-- START TASK MATERIAL --
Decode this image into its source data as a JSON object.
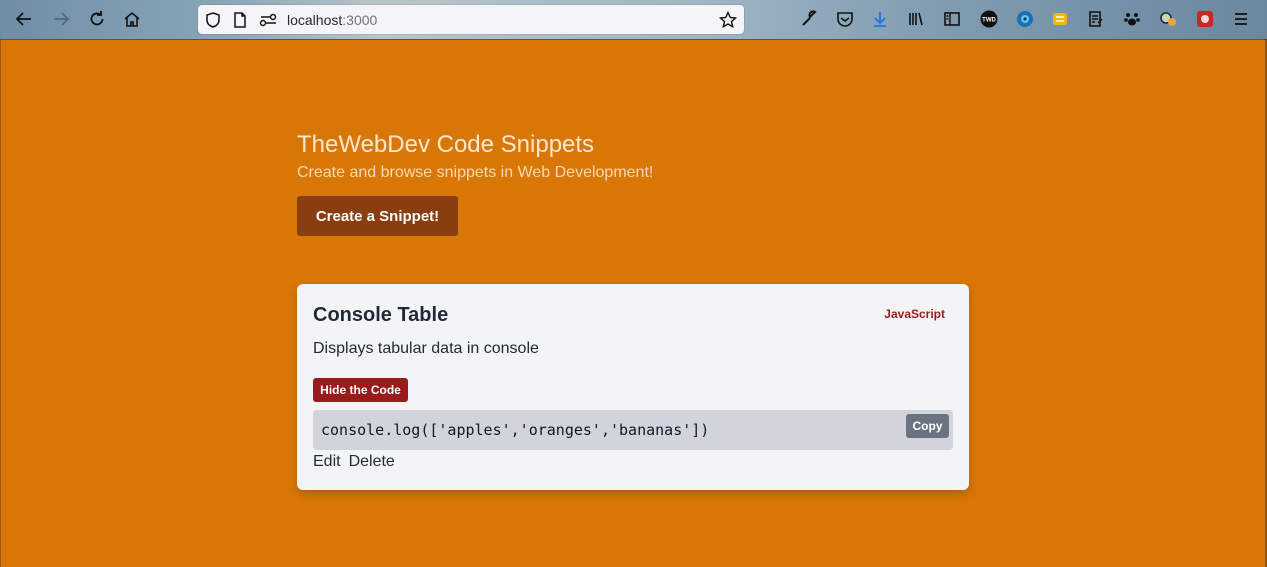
{
  "browser": {
    "url_host": "localhost",
    "url_port": ":3000"
  },
  "hero": {
    "title": "TheWebDev Code Snippets",
    "subtitle": "Create and browse snippets in Web Development!",
    "create_label": "Create a Snippet!"
  },
  "snippet": {
    "title": "Console Table",
    "language": "JavaScript",
    "description": "Displays tabular data in console",
    "hide_label": "Hide the Code",
    "code": "console.log(['apples','oranges','bananas'])",
    "copy_label": "Copy",
    "edit_label": "Edit",
    "delete_label": "Delete"
  },
  "icons": {
    "back": "back-arrow-icon",
    "forward": "forward-arrow-icon",
    "reload": "reload-icon",
    "home": "home-icon",
    "shield": "shield-icon",
    "page": "page-icon",
    "permissions": "permissions-icon",
    "bookmark": "star-icon",
    "menu": "hamburger-menu-icon"
  },
  "colors": {
    "page_bg": "#d97706",
    "create_btn": "#8a3d0e",
    "accent_red": "#991b1b",
    "card_bg": "#f3f4f6",
    "code_bg": "#d1d5db"
  }
}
-- END TASK MATERIAL --
■ **AIM OF THE EXERCISE**:
Copy every entry exactly as written. Pictures are excluded.

■ **FINAL RESULT**:
Decode this image into its source data as a JSON object.
{
  "browser": {
    "url_host": "localhost",
    "url_port": ":3000"
  },
  "hero": {
    "title": "TheWebDev Code Snippets",
    "subtitle": "Create and browse snippets in Web Development!",
    "create_label": "Create a Snippet!"
  },
  "snippet": {
    "title": "Console Table",
    "language": "JavaScript",
    "description": "Displays tabular data in console",
    "hide_label": "Hide the Code",
    "code": "console.log(['apples','oranges','bananas'])",
    "copy_label": "Copy",
    "edit_label": "Edit",
    "delete_label": "Delete"
  },
  "icons": {
    "back": "back-arrow-icon",
    "forward": "forward-arrow-icon",
    "reload": "reload-icon",
    "home": "home-icon",
    "shield": "shield-icon",
    "page": "page-icon",
    "permissions": "permissions-icon",
    "bookmark": "star-icon",
    "menu": "hamburger-menu-icon"
  },
  "colors": {
    "page_bg": "#d97706",
    "create_btn": "#8a3d0e",
    "accent_red": "#991b1b",
    "card_bg": "#f3f4f6",
    "code_bg": "#d1d5db"
  }
}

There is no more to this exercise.